# Instructions to follow:
Filter these entries so that only lines with the word "books" remain.
## begin Listed entries
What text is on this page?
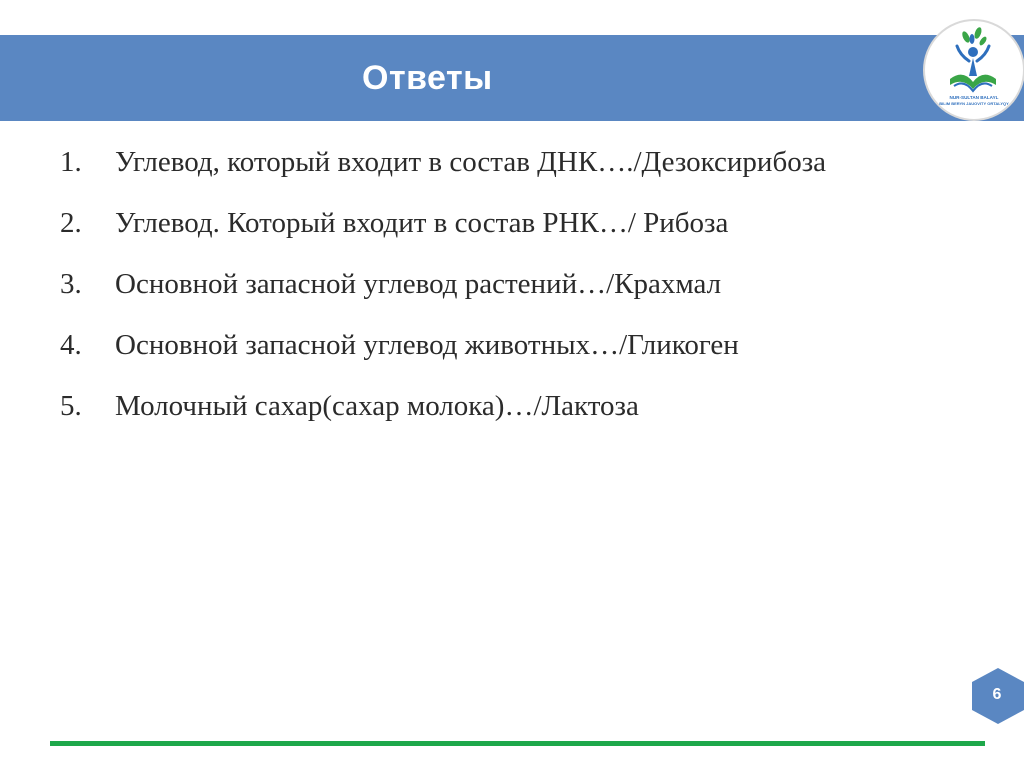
Ответы
NUR-SULTAN BALAYL
BILIM BERYN JAUOVITY ORTALYQY
1.	Углевод, который входит в состав ДНК…./Дезоксирибоза
2.	Углевод. Который входит в состав РНК…/ Рибоза
3.	Основной запасной углевод растений…/Крахмал
4.	Основной запасной углевод животных…/Гликоген
5.	Молочный сахар(сахар молока)…/Лактоза
6
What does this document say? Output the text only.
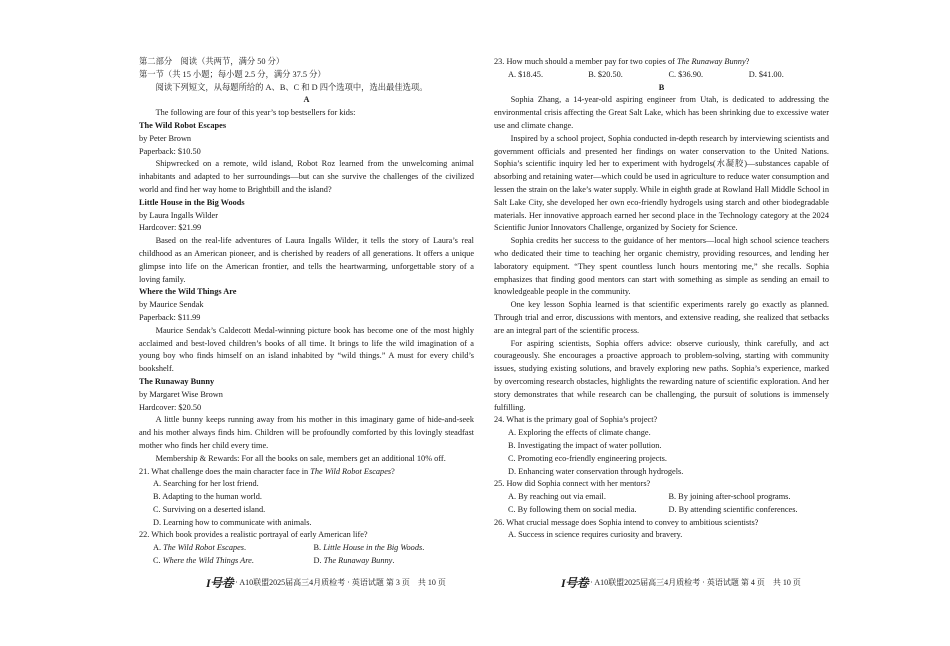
第二部分　阅读（共两节，满分 50 分）

第一节（共 15 小题；每小题 2.5 分，满分 37.5 分）

阅读下列短文，从每题所给的 A、B、C 和 D 四个选项中，选出最佳选项。

A

The following are four of this year’s top bestsellers for kids:

The Wild Robot Escapes

by Peter Brown

Paperback: $10.50

Shipwrecked on a remote, wild island, Robot Roz learned from the unwelcoming animal inhabitants and adapted to her surroundings—but can she survive the challenges of the civilized world and find her way home to Brightbill and the island?

Little House in the Big Woods

by Laura Ingalls Wilder

Hardcover: $21.99

Based on the real-life adventures of Laura Ingalls Wilder, it tells the story of Laura’s real childhood as an American pioneer, and is cherished by readers of all generations. It offers a unique glimpse into life on the American frontier, and tells the heartwarming, unforgettable story of a loving family.

Where the Wild Things Are

by Maurice Sendak

Paperback: $11.99

Maurice Sendak’s Caldecott Medal-winning picture book has become one of the most highly acclaimed and best-loved children’s books of all time. It brings to life the wild imagination of a young boy who finds himself on an island inhabited by “wild things.” A must for every child’s bookshelf.

The Runaway Bunny

by Margaret Wise Brown

Hardcover: $20.50

A little bunny keeps running away from his mother in this imaginary game of hide-and-seek and his mother always finds him. Children will be profoundly comforted by this lovingly steadfast mother who finds her child every time.

Membership & Rewards: For all the books on sale, members get an additional 10% off.

21. What challenge does the main character face in The Wild Robot Escapes?

A. Searching for her lost friend.

B. Adapting to the human world.

C. Surviving on a deserted island.

D. Learning how to communicate with animals.

22. Which book provides a realistic portrayal of early American life?

A. The Wild Robot Escapes.	B. Little House in the Big Woods.
C. Where the Wild Things Are.	D. The Runaway Bunny.

23. How much should a member pay for two copies of The Runaway Bunny?

A. $18.45.	B. $20.50.	C. $36.90.	D. $41.00.

B

Sophia Zhang, a 14-year-old aspiring engineer from Utah, is dedicated to addressing the environmental crisis affecting the Great Salt Lake, which has been shrinking due to excessive water use and climate change.

Inspired by a school project, Sophia conducted in-depth research by interviewing scientists and government officials and presented her findings on water conservation to the United Nations. Sophia’s scientific inquiry led her to experiment with hydrogels(水凝胶)—substances capable of absorbing and retaining water—which could be used in agriculture to reduce water consumption and lessen the strain on the lake’s water supply. While in eighth grade at Rowland Hall Middle School in Salt Lake City, she developed her own eco-friendly hydrogels using starch and other biodegradable materials. Her innovative approach earned her second place in the Technology category at the 2024 Scientific Junior Innovators Challenge, organized by Society for Science.

Sophia credits her success to the guidance of her mentors—local high school science teachers who dedicated their time to teaching her organic chemistry, providing resources, and lending her laboratory equipment. “They spent countless lunch hours mentoring me,” she recalls. Sophia emphasizes that finding good mentors can start with something as simple as sending an email to knowledgeable people in the community.

One key lesson Sophia learned is that scientific experiments rarely go exactly as planned. Through trial and error, discussions with mentors, and extensive reading, she realized that setbacks are an integral part of the scientific process.

For aspiring scientists, Sophia offers advice: observe curiously, think carefully, and act courageously. She encourages a proactive approach to problem-solving, starting with community issues, studying existing solutions, and bravely exploring new paths. Sophia’s experience, marked by overcoming research obstacles, highlights the rewarding nature of scientific exploration. And her story demonstrates that while research can be challenging, the pursuit of solutions is immensely fulfilling.

24. What is the primary goal of Sophia’s project?

A. Exploring the effects of climate change.

B. Investigating the impact of water pollution.

C. Promoting eco-friendly engineering projects.

D. Enhancing water conservation through hydrogels.

25. How did Sophia connect with her mentors?

A. By reaching out via email.	B. By joining after-school programs.
C. By following them on social media.	D. By attending scientific conferences.

26. What crucial message does Sophia intend to convey to ambitious scientists?

A. Success in science requires curiosity and bravery.

I号卷 · A10联盟2025届高三4月质检考 · 英语试题 第 3 页　共 10 页	I号卷 · A10联盟2025届高三4月质检考 · 英语试题 第 4 页　共 10 页
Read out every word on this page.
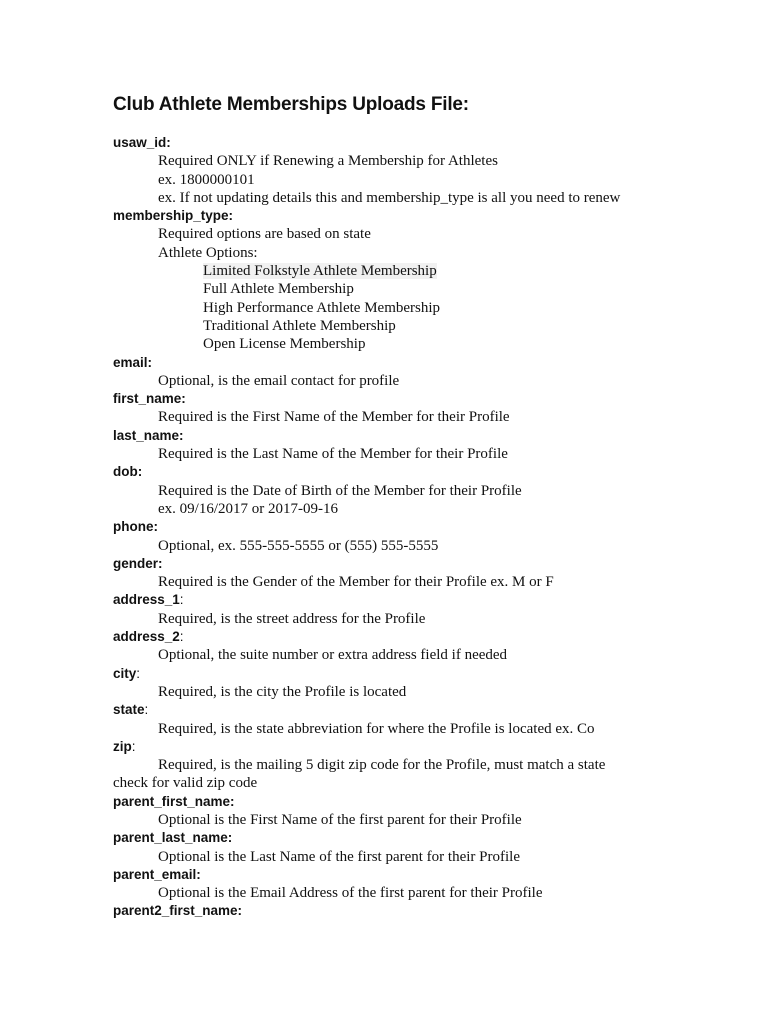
Club Athlete Memberships Uploads File:
usaw_id:
Required ONLY if Renewing a Membership for Athletes
ex. 1800000101
ex. If not updating details this and membership_type is all you need to renew
membership_type:
Required options are based on state
Athlete Options:
Limited Folkstyle Athlete Membership
Full Athlete Membership
High Performance Athlete Membership
Traditional Athlete Membership
Open License Membership
email:
Optional, is the email contact for profile
first_name:
Required is the First Name of the Member for their Profile
last_name:
Required is the Last Name of the Member for their Profile
dob:
Required is the Date of Birth of the Member for their Profile
ex. 09/16/2017 or 2017-09-16
phone:
Optional, ex. 555-555-5555 or (555) 555-5555
gender:
Required is the Gender of the Member for their Profile ex. M or F
address_1:
Required, is the street address for the Profile
address_2:
Optional, the suite number or extra address field if needed
city:
Required, is the city the Profile is located
state:
Required, is the state abbreviation for where the Profile is located ex. Co
zip:
Required, is the mailing 5 digit zip code for the Profile, must match a state
check for valid zip code
parent_first_name:
Optional is the First Name of the first parent for their Profile
parent_last_name:
Optional is the Last Name of the first parent for their Profile
parent_email:
Optional is the Email Address of the first parent for their Profile
parent2_first_name:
## end Listed entries
# Full answer:
Maurice Sendak’s Caldecott Medal-winning picture book has become one of the most highly acclaimed and best-loved children’s books of all time. It brings to life the wild imagination of a young boy who finds himself on an island inhabited by “wild things.” A must for every child’s bookshelf.
Membership & Rewards: For all the books on sale, members get an additional 10% off.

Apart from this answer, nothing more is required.